Data for the task
_ _ _ _
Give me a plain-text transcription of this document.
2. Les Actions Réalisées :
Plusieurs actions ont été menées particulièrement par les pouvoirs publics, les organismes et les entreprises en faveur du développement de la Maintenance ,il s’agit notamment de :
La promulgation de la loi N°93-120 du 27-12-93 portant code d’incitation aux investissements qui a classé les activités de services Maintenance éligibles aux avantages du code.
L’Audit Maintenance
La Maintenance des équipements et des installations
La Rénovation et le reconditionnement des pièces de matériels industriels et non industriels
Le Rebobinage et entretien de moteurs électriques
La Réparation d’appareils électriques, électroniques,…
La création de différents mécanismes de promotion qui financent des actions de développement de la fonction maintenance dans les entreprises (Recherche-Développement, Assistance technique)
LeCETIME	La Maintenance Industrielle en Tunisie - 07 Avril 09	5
_ _ _ _
Aim of the exercise
Each entry must be reproduced verbatim.

Output for this task
Give me a plain-text transcription of this document.
2. Les Actions Réalisées :
Plusieurs actions ont été menées particulièrement par les pouvoirs publics, les organismes et les entreprises en faveur du développement de la Maintenance ,il s’agit notamment de :
La promulgation de la loi N°93-120 du 27-12-93 portant code d’incitation aux investissements qui a classé les activités de services Maintenance éligibles aux avantages du code.
L’Audit Maintenance
La Maintenance des équipements et des installations
La Rénovation et le reconditionnement des pièces de matériels industriels et non industriels
Le Rebobinage et entretien de moteurs électriques
La Réparation d’appareils électriques, électroniques,…
La création de différents mécanismes de promotion qui financent des actions de développement de la fonction maintenance dans les entreprises (Recherche-Développement, Assistance technique)
LeCETIME	La Maintenance Industrielle en Tunisie - 07 Avril 09	5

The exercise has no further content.